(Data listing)
* begin *
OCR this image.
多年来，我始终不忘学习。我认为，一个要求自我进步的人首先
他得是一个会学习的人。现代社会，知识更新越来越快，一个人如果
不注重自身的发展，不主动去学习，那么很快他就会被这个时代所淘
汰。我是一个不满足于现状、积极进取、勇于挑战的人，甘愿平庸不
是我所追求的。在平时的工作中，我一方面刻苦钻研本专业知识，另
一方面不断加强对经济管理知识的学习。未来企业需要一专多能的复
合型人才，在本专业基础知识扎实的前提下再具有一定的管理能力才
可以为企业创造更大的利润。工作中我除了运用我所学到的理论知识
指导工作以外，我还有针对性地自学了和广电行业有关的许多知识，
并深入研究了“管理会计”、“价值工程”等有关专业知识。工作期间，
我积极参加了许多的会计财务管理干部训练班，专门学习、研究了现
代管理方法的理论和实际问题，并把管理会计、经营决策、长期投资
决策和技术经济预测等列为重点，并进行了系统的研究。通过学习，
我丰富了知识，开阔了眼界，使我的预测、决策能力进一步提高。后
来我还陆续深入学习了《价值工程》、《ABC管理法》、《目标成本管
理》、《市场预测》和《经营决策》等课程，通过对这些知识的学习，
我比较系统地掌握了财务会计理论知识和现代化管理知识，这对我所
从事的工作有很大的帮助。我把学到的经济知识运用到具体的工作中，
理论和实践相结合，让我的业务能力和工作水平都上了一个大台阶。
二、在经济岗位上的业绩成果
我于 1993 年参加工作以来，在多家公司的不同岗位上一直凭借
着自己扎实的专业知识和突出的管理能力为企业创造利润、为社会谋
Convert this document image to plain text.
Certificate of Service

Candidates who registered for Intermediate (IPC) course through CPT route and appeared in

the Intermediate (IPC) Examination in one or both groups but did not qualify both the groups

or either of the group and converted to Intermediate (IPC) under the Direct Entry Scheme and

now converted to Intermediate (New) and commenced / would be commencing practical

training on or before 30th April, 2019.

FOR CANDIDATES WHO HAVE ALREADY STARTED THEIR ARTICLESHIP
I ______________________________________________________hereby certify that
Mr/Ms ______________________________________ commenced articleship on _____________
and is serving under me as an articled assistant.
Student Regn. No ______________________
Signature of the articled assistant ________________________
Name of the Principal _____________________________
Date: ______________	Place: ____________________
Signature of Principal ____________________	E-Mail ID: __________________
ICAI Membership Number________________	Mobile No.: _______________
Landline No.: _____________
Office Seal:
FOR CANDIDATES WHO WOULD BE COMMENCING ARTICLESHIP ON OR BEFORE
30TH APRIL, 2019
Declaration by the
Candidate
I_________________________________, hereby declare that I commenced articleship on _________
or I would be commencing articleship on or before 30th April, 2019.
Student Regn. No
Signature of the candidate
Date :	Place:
* end *
__What is asked__.
Find all lines holding the string "经营决策" and copy them.

__Full solution__.
代管理方法的理论和实际问题，并把管理会计、经营决策、长期投资
理》、《市场预测》和《经营决策》等课程，通过对这些知识的学习，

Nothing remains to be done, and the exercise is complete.